**Data for processing**.
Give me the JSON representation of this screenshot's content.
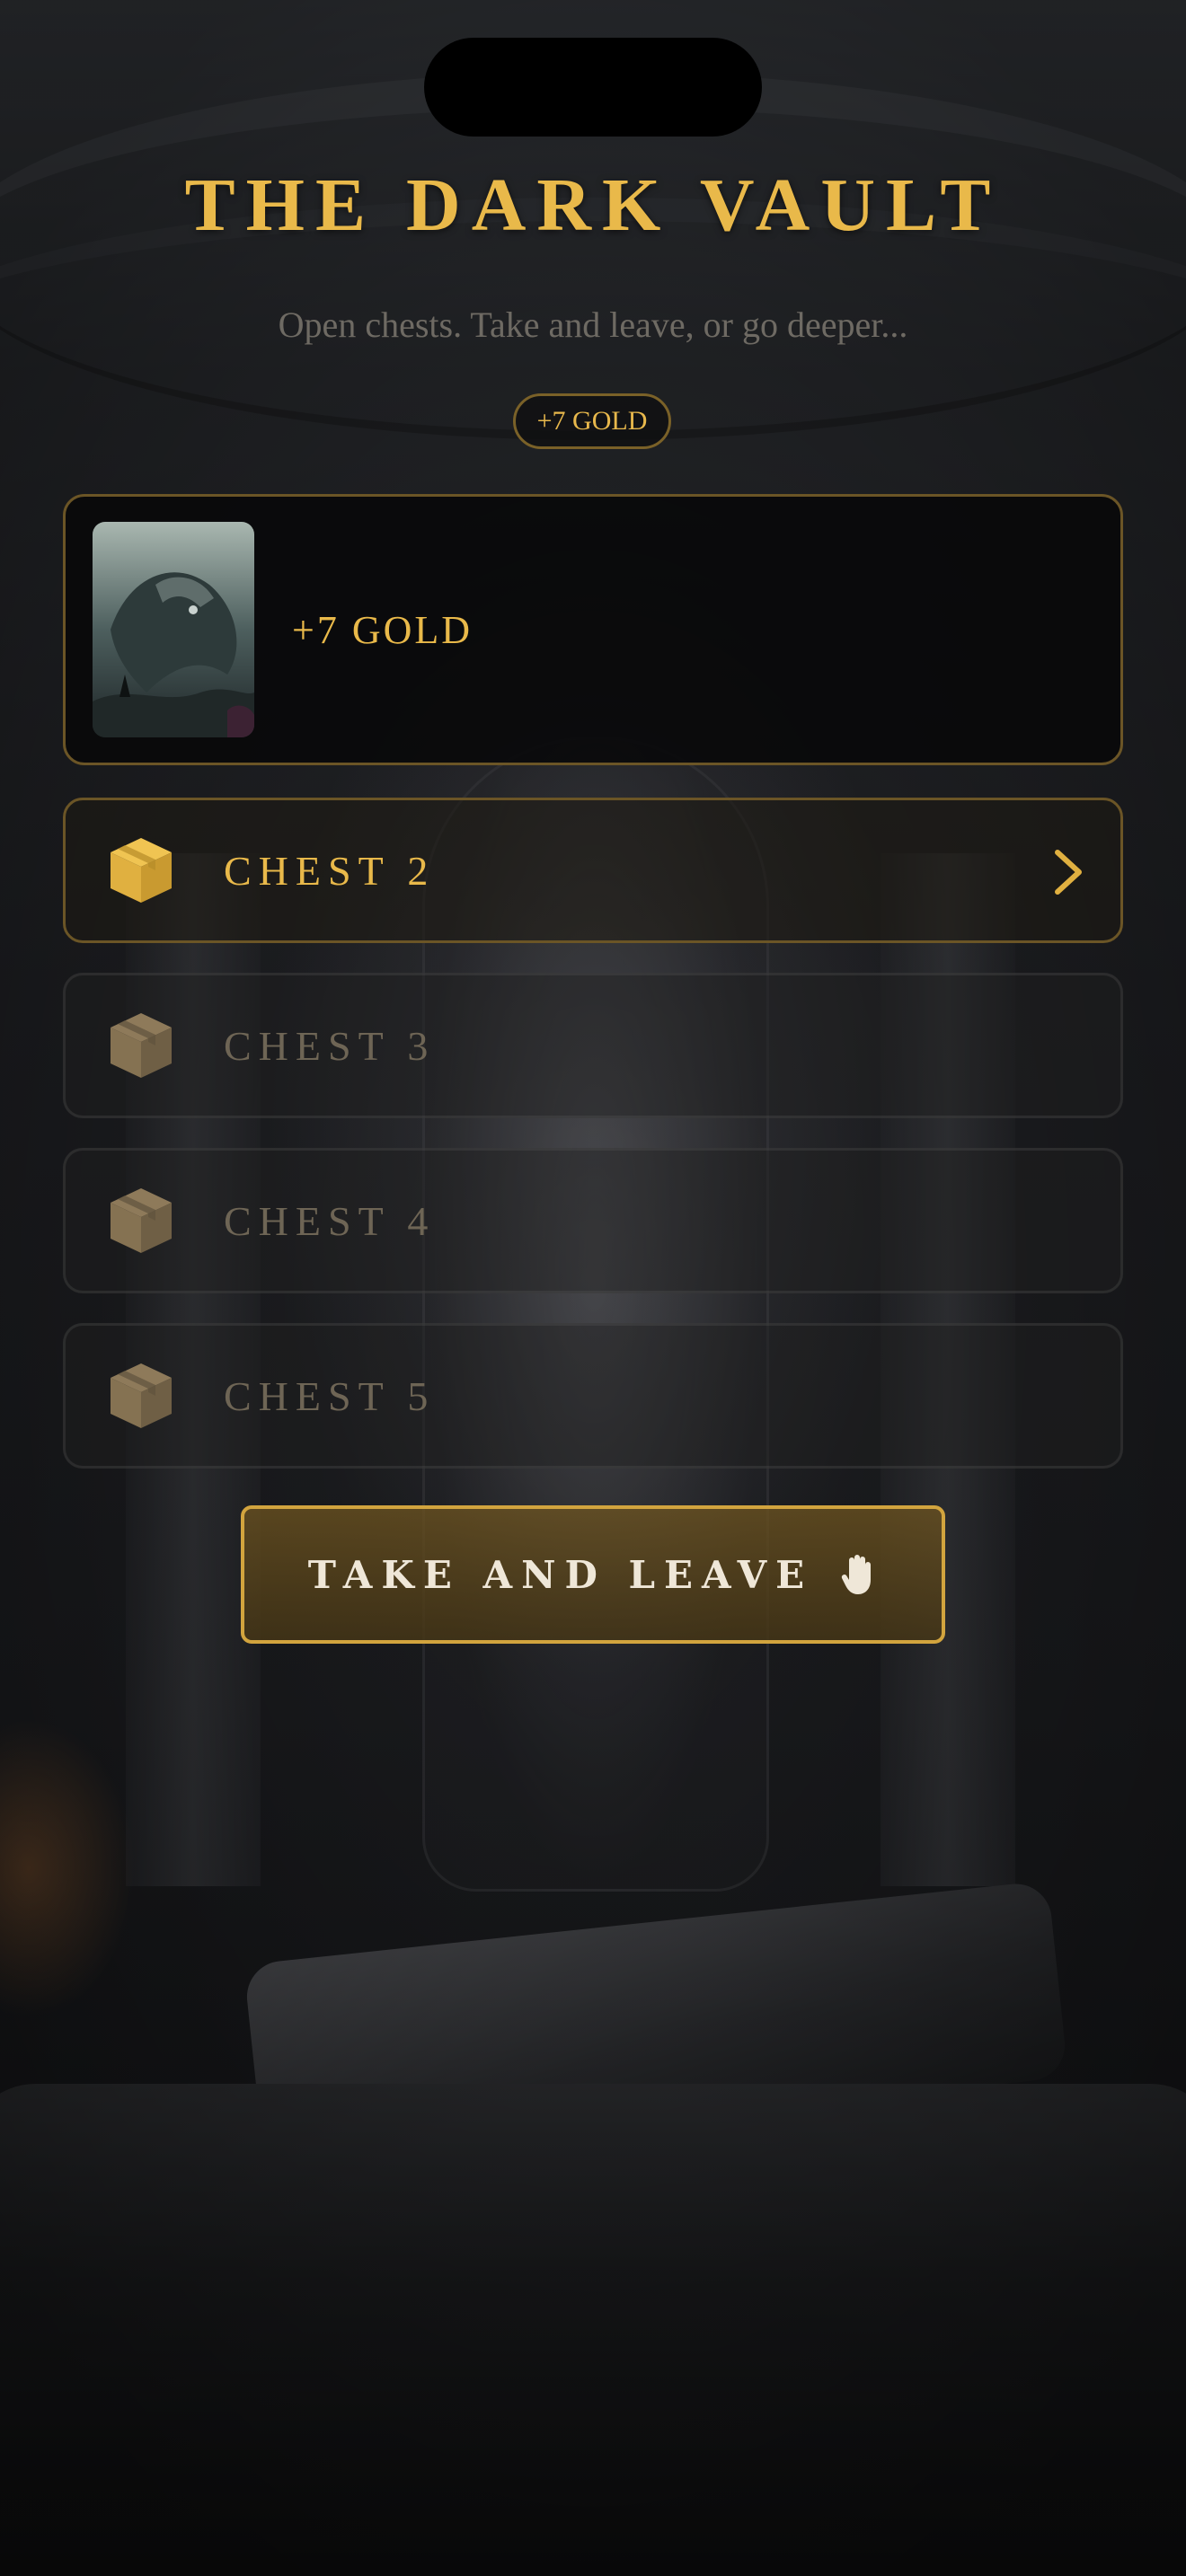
{
  "header": {
    "title": "THE DARK VAULT",
    "subtitle": "Open chests. Take and leave, or go deeper..."
  },
  "gold_badge": "+7 GOLD",
  "reward": {
    "label": "+7 GOLD",
    "image_icon": "monster-card-art"
  },
  "chests": [
    {
      "label": "CHEST 2",
      "state": "available",
      "icon": "box-icon"
    },
    {
      "label": "CHEST 3",
      "state": "locked",
      "icon": "box-icon"
    },
    {
      "label": "CHEST 4",
      "state": "locked",
      "icon": "box-icon"
    },
    {
      "label": "CHEST 5",
      "state": "locked",
      "icon": "box-icon"
    }
  ],
  "actions": {
    "take_and_leave": "TAKE AND LEAVE",
    "take_and_leave_icon": "hand-icon"
  },
  "colors": {
    "gold": "#e9b94a",
    "gold_border": "#6b5526",
    "locked_text": "#6e6555",
    "button_border": "#d2a43e"
  }
}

**Exercise**.
Transcribe the full listing above exactly, with the images removed.

**Solution**.
Give me the JSON representation of this screenshot's content.
{
  "header": {
    "title": "THE DARK VAULT",
    "subtitle": "Open chests. Take and leave, or go deeper..."
  },
  "gold_badge": "+7 GOLD",
  "reward": {
    "label": "+7 GOLD",
    "image_icon": "monster-card-art"
  },
  "chests": [
    {
      "label": "CHEST 2",
      "state": "available",
      "icon": "box-icon"
    },
    {
      "label": "CHEST 3",
      "state": "locked",
      "icon": "box-icon"
    },
    {
      "label": "CHEST 4",
      "state": "locked",
      "icon": "box-icon"
    },
    {
      "label": "CHEST 5",
      "state": "locked",
      "icon": "box-icon"
    }
  ],
  "actions": {
    "take_and_leave": "TAKE AND LEAVE",
    "take_and_leave_icon": "hand-icon"
  },
  "colors": {
    "gold": "#e9b94a",
    "gold_border": "#6b5526",
    "locked_text": "#6e6555",
    "button_border": "#d2a43e"
  }
}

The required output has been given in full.